Exercise goal = Which rows below contain the word "shear"? Show each of those rows in full.

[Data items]

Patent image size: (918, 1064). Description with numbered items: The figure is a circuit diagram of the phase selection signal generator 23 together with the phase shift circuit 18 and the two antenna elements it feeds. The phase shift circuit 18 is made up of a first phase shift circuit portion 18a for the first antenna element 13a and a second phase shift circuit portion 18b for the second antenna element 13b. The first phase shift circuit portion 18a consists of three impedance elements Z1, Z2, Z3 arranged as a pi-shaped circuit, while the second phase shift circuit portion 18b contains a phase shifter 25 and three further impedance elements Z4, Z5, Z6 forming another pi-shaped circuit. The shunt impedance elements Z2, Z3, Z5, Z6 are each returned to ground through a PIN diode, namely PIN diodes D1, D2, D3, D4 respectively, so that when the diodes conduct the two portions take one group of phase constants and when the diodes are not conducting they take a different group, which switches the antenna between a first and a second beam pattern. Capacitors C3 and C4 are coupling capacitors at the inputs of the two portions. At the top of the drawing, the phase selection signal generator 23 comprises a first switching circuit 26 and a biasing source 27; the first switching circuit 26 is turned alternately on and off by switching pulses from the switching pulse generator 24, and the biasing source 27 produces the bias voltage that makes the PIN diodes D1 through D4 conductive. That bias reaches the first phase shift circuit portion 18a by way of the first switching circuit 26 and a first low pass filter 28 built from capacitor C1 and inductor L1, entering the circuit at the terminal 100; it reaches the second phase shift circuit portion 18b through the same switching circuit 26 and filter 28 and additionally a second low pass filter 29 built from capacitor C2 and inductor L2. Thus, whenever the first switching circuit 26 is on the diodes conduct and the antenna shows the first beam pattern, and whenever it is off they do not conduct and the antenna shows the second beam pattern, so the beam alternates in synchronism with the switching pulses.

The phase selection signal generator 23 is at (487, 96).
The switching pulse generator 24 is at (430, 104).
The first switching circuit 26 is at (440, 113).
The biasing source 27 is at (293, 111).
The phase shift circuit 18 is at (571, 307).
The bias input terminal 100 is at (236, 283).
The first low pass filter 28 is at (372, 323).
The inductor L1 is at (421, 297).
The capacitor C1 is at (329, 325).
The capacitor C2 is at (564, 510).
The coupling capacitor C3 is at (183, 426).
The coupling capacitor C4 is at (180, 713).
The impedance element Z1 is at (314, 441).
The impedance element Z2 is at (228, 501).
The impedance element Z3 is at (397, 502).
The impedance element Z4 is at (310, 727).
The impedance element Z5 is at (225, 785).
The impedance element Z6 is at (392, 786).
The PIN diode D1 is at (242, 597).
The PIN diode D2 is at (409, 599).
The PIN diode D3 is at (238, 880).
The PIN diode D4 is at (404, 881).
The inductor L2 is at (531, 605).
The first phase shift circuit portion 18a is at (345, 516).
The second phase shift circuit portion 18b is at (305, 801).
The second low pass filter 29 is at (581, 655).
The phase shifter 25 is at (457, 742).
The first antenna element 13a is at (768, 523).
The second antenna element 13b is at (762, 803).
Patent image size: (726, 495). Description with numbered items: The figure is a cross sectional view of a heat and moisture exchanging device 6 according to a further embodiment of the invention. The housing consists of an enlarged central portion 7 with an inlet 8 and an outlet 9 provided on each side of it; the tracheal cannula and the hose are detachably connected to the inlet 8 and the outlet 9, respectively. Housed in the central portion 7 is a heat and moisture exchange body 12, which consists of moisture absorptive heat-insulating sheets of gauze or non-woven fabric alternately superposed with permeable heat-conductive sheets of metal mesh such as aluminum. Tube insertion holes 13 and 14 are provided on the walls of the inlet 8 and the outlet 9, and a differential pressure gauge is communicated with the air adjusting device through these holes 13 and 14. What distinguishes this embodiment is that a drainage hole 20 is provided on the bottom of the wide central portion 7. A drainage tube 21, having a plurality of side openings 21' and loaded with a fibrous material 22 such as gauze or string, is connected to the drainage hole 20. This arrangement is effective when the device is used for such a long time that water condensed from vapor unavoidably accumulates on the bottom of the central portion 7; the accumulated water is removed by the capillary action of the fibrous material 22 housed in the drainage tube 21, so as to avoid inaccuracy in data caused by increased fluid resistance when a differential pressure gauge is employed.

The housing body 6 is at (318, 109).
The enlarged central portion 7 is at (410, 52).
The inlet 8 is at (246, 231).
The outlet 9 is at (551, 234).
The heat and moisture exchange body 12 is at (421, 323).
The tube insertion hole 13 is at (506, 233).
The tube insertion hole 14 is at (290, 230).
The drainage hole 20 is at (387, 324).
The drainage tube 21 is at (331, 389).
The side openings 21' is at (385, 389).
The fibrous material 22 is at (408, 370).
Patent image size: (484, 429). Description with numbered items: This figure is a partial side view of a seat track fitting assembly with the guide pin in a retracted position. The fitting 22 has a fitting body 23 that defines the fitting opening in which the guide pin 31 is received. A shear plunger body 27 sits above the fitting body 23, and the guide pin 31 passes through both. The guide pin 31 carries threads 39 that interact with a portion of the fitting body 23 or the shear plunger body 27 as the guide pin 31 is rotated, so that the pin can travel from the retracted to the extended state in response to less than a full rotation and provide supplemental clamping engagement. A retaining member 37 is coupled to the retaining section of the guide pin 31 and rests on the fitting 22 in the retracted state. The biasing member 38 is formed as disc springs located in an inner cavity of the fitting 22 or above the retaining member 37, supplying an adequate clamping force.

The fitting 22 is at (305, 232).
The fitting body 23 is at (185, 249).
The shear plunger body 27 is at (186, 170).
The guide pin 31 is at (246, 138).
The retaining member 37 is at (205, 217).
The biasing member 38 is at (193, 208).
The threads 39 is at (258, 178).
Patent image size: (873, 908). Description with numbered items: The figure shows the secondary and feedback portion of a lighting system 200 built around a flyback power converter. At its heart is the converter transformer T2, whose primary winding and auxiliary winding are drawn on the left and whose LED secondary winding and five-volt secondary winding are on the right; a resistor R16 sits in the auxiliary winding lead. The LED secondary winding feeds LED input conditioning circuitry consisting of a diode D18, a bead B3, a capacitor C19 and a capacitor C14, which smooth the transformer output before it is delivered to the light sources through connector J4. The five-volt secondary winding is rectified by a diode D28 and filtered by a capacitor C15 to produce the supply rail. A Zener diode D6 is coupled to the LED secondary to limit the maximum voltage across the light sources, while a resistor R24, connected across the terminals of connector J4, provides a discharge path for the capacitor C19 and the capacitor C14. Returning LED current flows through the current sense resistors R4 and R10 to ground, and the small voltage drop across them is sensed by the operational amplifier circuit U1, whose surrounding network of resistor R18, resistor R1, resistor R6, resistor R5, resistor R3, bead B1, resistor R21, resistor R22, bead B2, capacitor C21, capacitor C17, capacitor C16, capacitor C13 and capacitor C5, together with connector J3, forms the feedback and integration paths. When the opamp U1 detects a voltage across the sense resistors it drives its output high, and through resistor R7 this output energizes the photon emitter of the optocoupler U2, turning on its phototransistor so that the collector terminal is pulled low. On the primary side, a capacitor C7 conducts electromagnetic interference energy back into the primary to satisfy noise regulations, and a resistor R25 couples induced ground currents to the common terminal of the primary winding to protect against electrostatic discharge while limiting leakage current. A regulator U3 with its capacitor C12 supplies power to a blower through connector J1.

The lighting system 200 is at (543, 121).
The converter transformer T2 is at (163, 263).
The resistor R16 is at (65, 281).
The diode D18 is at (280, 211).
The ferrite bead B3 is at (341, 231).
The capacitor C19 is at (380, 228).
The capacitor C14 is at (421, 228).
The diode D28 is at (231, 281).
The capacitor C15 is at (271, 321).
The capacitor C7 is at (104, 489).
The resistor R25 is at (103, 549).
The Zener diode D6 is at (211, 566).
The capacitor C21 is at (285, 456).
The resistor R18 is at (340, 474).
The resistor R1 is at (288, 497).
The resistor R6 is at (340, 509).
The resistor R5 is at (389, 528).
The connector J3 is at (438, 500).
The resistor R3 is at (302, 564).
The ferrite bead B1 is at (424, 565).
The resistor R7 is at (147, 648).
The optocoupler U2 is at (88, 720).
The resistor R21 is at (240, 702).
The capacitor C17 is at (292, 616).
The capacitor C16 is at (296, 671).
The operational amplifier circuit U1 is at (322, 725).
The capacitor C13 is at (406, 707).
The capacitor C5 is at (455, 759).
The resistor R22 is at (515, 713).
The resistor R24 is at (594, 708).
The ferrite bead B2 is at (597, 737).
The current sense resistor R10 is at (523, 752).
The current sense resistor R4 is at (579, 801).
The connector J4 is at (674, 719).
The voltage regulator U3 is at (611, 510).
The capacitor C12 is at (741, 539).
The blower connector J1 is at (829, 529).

Result below =
Patent image size: (484, 429). Description with numbered items: This figure is a partial side view of a seat track fitting assembly with the guide pin in a retracted position. The fitting 22 has a fitting body 23 that defines the fitting opening in which the guide pin 31 is received. A shear plunger body 27 sits above the fitting body 23, and the guide pin 31 passes through both. The guide pin 31 carries threads 39 that interact with a portion of the fitting body 23 or the shear plunger body 27 as the guide pin 31 is rotated, so that the pin can travel from the retracted to the extended state in response to less than a full rotation and provide supplemental clamping engagement. A retaining member 37 is coupled to the retaining section of the guide pin 31 and rests on the fitting 22 in the retracted state. The biasing member 38 is formed as disc springs located in an inner cavity of the fitting 22 or above the retaining member 37, supplying an adequate clamping force.
The shear plunger body 27 is at (186, 170).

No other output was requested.